■ **GIVEN INSTRUCTION**
Take every line from the material that has the word "elementos" in it.
══ INFORMATION SUPPLIED ══
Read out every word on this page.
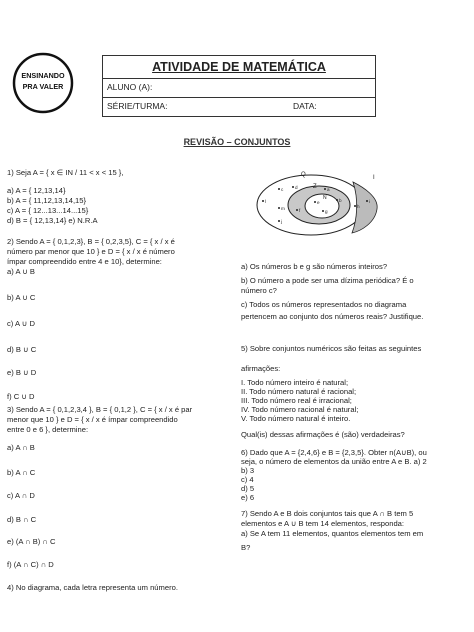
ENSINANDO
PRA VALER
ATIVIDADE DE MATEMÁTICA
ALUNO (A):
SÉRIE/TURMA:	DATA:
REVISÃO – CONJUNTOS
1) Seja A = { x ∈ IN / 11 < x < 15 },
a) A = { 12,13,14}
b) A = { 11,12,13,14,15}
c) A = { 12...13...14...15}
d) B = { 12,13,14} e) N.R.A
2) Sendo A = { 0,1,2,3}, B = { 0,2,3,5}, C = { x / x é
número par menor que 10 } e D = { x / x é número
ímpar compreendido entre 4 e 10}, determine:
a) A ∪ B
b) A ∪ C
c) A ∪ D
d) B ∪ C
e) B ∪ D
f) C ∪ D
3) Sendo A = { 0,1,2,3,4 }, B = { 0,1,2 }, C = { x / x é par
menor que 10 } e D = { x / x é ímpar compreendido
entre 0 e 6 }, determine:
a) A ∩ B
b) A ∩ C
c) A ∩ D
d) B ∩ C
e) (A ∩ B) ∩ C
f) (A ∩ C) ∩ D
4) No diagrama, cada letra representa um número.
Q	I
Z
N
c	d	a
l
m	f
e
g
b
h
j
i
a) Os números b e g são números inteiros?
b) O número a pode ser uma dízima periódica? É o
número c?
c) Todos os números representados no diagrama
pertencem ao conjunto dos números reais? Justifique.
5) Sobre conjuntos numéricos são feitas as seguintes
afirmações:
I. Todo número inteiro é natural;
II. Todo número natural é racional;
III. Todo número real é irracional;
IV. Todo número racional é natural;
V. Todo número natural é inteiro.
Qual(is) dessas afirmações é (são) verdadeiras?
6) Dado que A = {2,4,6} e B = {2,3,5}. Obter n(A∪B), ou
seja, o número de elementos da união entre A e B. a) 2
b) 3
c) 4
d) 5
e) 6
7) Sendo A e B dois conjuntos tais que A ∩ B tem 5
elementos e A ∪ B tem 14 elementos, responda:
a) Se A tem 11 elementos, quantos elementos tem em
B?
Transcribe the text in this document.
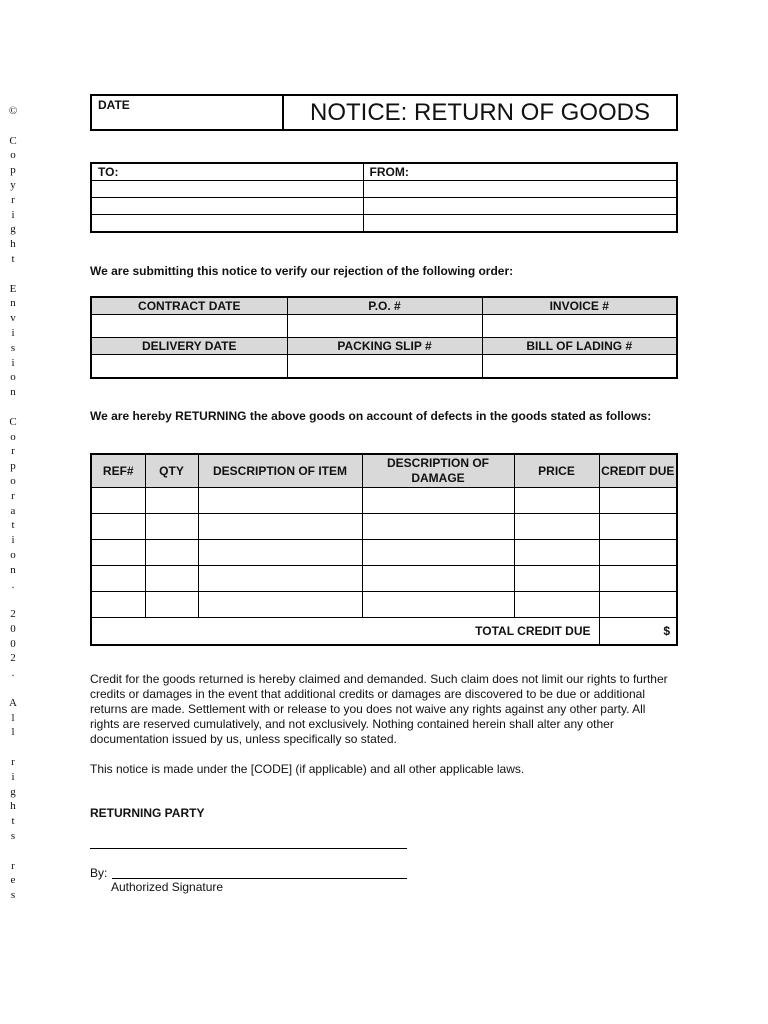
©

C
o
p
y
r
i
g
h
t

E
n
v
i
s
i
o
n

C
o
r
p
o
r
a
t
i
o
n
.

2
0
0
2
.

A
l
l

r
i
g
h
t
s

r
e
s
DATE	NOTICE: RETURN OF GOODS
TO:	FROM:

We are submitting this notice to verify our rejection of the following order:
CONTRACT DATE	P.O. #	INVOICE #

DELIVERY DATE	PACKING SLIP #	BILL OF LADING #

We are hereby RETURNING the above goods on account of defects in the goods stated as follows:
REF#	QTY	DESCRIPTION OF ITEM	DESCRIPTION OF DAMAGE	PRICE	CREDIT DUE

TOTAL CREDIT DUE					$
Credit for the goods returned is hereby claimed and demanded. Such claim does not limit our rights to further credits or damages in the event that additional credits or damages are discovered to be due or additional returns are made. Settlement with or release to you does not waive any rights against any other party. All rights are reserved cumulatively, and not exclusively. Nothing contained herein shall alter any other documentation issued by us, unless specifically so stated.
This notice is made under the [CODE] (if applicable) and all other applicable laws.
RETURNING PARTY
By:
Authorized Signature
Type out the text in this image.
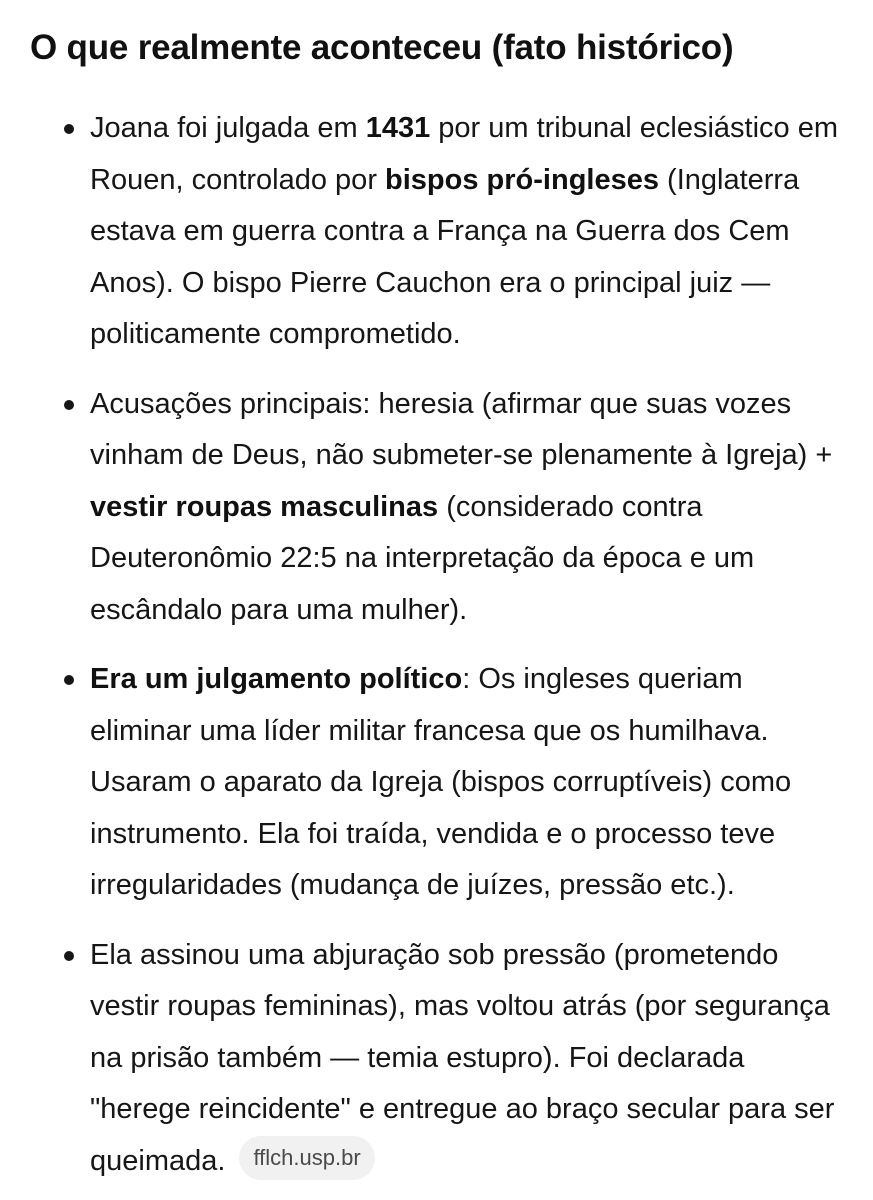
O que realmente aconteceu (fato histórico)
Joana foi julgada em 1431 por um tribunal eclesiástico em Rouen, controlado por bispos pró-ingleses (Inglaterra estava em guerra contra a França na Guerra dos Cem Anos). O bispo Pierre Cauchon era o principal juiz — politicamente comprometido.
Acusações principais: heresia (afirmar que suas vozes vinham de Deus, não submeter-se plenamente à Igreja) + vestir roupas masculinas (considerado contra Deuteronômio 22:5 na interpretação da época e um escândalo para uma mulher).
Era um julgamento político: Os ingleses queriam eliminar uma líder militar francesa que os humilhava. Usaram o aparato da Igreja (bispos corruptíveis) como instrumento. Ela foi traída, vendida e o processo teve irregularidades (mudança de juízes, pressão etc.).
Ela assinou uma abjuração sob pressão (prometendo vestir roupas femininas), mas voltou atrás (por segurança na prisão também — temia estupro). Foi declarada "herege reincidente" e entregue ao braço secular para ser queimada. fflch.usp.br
═══
■ **ANSWER TO THIS PROBLEM**
seja, o número de elementos da união entre A e B. a) 2
elementos e A ∪ B tem 14 elementos, responda:
a) Se A tem 11 elementos, quantos elementos tem em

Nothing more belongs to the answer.